SET PROBLEM: In the data that follows, find the line containing "What's the underlying"; then quote that line and every line after it, exactly, through the last one.

EXERCISE MATERIALS:
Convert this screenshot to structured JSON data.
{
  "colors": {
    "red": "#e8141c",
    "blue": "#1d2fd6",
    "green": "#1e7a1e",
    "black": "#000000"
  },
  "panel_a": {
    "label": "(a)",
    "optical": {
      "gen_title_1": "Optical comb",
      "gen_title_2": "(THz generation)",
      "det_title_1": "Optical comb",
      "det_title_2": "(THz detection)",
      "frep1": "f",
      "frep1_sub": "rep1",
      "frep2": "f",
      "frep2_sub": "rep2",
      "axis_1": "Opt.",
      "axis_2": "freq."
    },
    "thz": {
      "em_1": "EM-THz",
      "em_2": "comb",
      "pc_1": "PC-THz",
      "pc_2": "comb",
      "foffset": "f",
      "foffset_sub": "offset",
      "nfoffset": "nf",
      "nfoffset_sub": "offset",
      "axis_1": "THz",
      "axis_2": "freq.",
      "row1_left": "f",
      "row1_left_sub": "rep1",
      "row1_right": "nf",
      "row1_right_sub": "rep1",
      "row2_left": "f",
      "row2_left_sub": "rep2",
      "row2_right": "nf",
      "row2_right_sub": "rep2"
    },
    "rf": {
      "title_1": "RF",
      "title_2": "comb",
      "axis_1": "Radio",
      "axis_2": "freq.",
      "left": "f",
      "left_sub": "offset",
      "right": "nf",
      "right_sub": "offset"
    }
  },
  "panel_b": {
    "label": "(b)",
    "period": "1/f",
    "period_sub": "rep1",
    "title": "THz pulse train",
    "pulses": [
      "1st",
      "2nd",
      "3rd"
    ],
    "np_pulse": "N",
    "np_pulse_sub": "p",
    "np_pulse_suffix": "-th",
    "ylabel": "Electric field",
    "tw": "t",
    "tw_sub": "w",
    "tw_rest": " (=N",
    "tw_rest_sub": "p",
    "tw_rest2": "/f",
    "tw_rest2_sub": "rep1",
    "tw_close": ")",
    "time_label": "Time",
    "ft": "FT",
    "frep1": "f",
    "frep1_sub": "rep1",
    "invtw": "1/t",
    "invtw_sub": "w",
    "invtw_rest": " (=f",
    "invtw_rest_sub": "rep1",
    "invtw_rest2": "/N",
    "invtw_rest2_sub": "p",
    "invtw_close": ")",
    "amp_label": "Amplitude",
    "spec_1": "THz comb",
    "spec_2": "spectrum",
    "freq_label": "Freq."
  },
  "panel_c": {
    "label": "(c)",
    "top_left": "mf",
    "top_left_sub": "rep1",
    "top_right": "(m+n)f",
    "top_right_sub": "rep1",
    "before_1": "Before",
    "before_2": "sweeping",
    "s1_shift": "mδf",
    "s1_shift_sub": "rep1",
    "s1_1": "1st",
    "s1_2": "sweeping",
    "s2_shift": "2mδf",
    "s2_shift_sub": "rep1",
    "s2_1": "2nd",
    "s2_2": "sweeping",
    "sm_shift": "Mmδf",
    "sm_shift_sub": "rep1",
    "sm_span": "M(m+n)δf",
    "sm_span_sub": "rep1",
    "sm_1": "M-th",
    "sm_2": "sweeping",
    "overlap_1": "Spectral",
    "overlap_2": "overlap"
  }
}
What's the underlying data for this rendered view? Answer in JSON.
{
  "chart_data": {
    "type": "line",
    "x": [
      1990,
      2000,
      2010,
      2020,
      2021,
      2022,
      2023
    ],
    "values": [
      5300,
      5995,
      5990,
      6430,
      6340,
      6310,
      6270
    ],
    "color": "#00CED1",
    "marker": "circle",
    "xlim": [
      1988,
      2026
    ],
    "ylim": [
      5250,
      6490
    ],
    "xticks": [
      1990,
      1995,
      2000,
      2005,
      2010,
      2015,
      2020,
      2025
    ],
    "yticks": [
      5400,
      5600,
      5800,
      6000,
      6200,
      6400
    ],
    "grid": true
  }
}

THE RESULT:
What's the underlying data for this rendered view? Answer in JSON.
{
  "chart_data": {
    "type": "line",
    "x": [
      1990,
      2000,
      2010,
      2020,
      2021,
      2022,
      2023
    ],
    "values": [
      5300,
      5995,
      5990,
      6430,
      6340,
      6310,
      6270
    ],
    "color": "#00CED1",
    "marker": "circle",
    "xlim": [
      1988,
      2026
    ],
    "ylim": [
      5250,
      6490
    ],
    "xticks": [
      1990,
      1995,
      2000,
      2005,
      2010,
      2015,
      2020,
      2025
    ],
    "yticks": [
      5400,
      5600,
      5800,
      6000,
      6200,
      6400
    ],
    "grid": true
  }
}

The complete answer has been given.